◆ Problem to work on ◆
Copy out every record below, word for word.

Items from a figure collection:
○ ○ ○ ○

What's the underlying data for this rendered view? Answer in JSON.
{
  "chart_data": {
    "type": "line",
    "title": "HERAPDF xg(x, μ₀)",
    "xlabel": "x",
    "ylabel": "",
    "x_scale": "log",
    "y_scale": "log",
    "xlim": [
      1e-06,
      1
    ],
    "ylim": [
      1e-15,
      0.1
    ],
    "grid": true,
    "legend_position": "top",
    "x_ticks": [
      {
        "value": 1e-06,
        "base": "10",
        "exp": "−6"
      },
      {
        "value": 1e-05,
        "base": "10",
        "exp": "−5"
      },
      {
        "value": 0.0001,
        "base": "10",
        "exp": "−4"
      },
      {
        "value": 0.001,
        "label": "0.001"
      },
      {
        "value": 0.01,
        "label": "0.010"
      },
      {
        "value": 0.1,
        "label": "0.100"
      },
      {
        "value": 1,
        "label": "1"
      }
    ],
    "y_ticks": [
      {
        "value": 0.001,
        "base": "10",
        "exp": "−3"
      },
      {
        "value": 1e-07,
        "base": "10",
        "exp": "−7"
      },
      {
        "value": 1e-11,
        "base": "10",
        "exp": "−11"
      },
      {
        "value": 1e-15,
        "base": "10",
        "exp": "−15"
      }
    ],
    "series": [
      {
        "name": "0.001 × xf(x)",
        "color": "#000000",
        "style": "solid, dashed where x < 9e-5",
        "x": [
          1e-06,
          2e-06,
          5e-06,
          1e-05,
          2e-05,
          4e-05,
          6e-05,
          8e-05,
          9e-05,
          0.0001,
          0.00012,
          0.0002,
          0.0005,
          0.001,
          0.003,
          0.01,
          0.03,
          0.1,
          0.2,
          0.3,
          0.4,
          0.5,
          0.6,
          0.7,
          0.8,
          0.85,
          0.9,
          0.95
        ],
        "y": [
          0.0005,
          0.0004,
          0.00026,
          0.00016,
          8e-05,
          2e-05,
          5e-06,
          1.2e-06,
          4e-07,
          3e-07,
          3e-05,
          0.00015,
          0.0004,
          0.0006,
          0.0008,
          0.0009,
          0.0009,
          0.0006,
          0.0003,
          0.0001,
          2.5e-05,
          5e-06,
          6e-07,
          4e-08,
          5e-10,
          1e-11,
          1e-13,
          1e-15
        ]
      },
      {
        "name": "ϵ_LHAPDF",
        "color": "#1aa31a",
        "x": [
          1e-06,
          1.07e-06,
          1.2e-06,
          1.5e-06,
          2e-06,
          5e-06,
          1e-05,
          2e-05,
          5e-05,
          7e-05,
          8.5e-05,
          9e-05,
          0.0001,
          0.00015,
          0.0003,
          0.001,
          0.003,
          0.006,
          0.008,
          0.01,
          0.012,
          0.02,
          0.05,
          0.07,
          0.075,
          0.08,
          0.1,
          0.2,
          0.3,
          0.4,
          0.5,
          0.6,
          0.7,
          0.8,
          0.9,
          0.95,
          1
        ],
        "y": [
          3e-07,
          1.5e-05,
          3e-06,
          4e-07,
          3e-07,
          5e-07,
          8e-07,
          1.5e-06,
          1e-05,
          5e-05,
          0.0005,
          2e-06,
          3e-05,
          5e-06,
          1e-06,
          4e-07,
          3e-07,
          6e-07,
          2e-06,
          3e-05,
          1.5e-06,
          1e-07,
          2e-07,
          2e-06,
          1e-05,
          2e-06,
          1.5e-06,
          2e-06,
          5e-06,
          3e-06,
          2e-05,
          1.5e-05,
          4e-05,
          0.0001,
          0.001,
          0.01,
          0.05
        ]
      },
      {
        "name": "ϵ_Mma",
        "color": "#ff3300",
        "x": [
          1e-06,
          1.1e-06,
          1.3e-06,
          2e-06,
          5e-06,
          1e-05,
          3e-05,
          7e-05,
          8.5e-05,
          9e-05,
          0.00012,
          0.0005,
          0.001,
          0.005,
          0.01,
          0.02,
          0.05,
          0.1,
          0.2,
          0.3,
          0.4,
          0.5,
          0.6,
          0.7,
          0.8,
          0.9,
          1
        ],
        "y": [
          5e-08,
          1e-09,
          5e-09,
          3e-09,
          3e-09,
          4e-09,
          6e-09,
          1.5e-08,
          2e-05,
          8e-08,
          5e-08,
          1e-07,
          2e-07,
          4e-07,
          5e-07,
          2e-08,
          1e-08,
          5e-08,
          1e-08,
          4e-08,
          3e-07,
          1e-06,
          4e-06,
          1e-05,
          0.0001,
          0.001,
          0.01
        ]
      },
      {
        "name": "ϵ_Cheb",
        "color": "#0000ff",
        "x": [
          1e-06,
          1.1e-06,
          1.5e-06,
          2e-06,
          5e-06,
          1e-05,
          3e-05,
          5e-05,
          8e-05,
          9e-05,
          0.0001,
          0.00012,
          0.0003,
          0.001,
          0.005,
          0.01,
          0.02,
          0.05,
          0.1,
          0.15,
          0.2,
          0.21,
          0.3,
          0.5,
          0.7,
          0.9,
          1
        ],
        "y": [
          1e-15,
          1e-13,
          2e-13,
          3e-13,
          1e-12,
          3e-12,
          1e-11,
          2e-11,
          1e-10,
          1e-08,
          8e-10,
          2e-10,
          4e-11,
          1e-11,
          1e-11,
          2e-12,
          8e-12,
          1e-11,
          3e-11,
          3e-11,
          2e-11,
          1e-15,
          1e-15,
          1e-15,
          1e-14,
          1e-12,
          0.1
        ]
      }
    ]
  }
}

○ ○ ○ ○

◆ Full answer ◆
What's the underlying data for this rendered view? Answer in JSON.
{
  "chart_data": {
    "type": "line",
    "title": "HERAPDF xg(x, μ₀)",
    "xlabel": "x",
    "ylabel": "",
    "x_scale": "log",
    "y_scale": "log",
    "xlim": [
      1e-06,
      1
    ],
    "ylim": [
      1e-15,
      0.1
    ],
    "grid": true,
    "legend_position": "top",
    "x_ticks": [
      {
        "value": 1e-06,
        "base": "10",
        "exp": "−6"
      },
      {
        "value": 1e-05,
        "base": "10",
        "exp": "−5"
      },
      {
        "value": 0.0001,
        "base": "10",
        "exp": "−4"
      },
      {
        "value": 0.001,
        "label": "0.001"
      },
      {
        "value": 0.01,
        "label": "0.010"
      },
      {
        "value": 0.1,
        "label": "0.100"
      },
      {
        "value": 1,
        "label": "1"
      }
    ],
    "y_ticks": [
      {
        "value": 0.001,
        "base": "10",
        "exp": "−3"
      },
      {
        "value": 1e-07,
        "base": "10",
        "exp": "−7"
      },
      {
        "value": 1e-11,
        "base": "10",
        "exp": "−11"
      },
      {
        "value": 1e-15,
        "base": "10",
        "exp": "−15"
      }
    ],
    "series": [
      {
        "name": "0.001 × xf(x)",
        "color": "#000000",
        "style": "solid, dashed where x < 9e-5",
        "x": [
          1e-06,
          2e-06,
          5e-06,
          1e-05,
          2e-05,
          4e-05,
          6e-05,
          8e-05,
          9e-05,
          0.0001,
          0.00012,
          0.0002,
          0.0005,
          0.001,
          0.003,
          0.01,
          0.03,
          0.1,
          0.2,
          0.3,
          0.4,
          0.5,
          0.6,
          0.7,
          0.8,
          0.85,
          0.9,
          0.95
        ],
        "y": [
          0.0005,
          0.0004,
          0.00026,
          0.00016,
          8e-05,
          2e-05,
          5e-06,
          1.2e-06,
          4e-07,
          3e-07,
          3e-05,
          0.00015,
          0.0004,
          0.0006,
          0.0008,
          0.0009,
          0.0009,
          0.0006,
          0.0003,
          0.0001,
          2.5e-05,
          5e-06,
          6e-07,
          4e-08,
          5e-10,
          1e-11,
          1e-13,
          1e-15
        ]
      },
      {
        "name": "ϵ_LHAPDF",
        "color": "#1aa31a",
        "x": [
          1e-06,
          1.07e-06,
          1.2e-06,
          1.5e-06,
          2e-06,
          5e-06,
          1e-05,
          2e-05,
          5e-05,
          7e-05,
          8.5e-05,
          9e-05,
          0.0001,
          0.00015,
          0.0003,
          0.001,
          0.003,
          0.006,
          0.008,
          0.01,
          0.012,
          0.02,
          0.05,
          0.07,
          0.075,
          0.08,
          0.1,
          0.2,
          0.3,
          0.4,
          0.5,
          0.6,
          0.7,
          0.8,
          0.9,
          0.95,
          1
        ],
        "y": [
          3e-07,
          1.5e-05,
          3e-06,
          4e-07,
          3e-07,
          5e-07,
          8e-07,
          1.5e-06,
          1e-05,
          5e-05,
          0.0005,
          2e-06,
          3e-05,
          5e-06,
          1e-06,
          4e-07,
          3e-07,
          6e-07,
          2e-06,
          3e-05,
          1.5e-06,
          1e-07,
          2e-07,
          2e-06,
          1e-05,
          2e-06,
          1.5e-06,
          2e-06,
          5e-06,
          3e-06,
          2e-05,
          1.5e-05,
          4e-05,
          0.0001,
          0.001,
          0.01,
          0.05
        ]
      },
      {
        "name": "ϵ_Mma",
        "color": "#ff3300",
        "x": [
          1e-06,
          1.1e-06,
          1.3e-06,
          2e-06,
          5e-06,
          1e-05,
          3e-05,
          7e-05,
          8.5e-05,
          9e-05,
          0.00012,
          0.0005,
          0.001,
          0.005,
          0.01,
          0.02,
          0.05,
          0.1,
          0.2,
          0.3,
          0.4,
          0.5,
          0.6,
          0.7,
          0.8,
          0.9,
          1
        ],
        "y": [
          5e-08,
          1e-09,
          5e-09,
          3e-09,
          3e-09,
          4e-09,
          6e-09,
          1.5e-08,
          2e-05,
          8e-08,
          5e-08,
          1e-07,
          2e-07,
          4e-07,
          5e-07,
          2e-08,
          1e-08,
          5e-08,
          1e-08,
          4e-08,
          3e-07,
          1e-06,
          4e-06,
          1e-05,
          0.0001,
          0.001,
          0.01
        ]
      },
      {
        "name": "ϵ_Cheb",
        "color": "#0000ff",
        "x": [
          1e-06,
          1.1e-06,
          1.5e-06,
          2e-06,
          5e-06,
          1e-05,
          3e-05,
          5e-05,
          8e-05,
          9e-05,
          0.0001,
          0.00012,
          0.0003,
          0.001,
          0.005,
          0.01,
          0.02,
          0.05,
          0.1,
          0.15,
          0.2,
          0.21,
          0.3,
          0.5,
          0.7,
          0.9,
          1
        ],
        "y": [
          1e-15,
          1e-13,
          2e-13,
          3e-13,
          1e-12,
          3e-12,
          1e-11,
          2e-11,
          1e-10,
          1e-08,
          8e-10,
          2e-10,
          4e-11,
          1e-11,
          1e-11,
          2e-12,
          8e-12,
          1e-11,
          3e-11,
          3e-11,
          2e-11,
          1e-15,
          1e-15,
          1e-15,
          1e-14,
          1e-12,
          0.1
        ]
      }
    ]
  }
}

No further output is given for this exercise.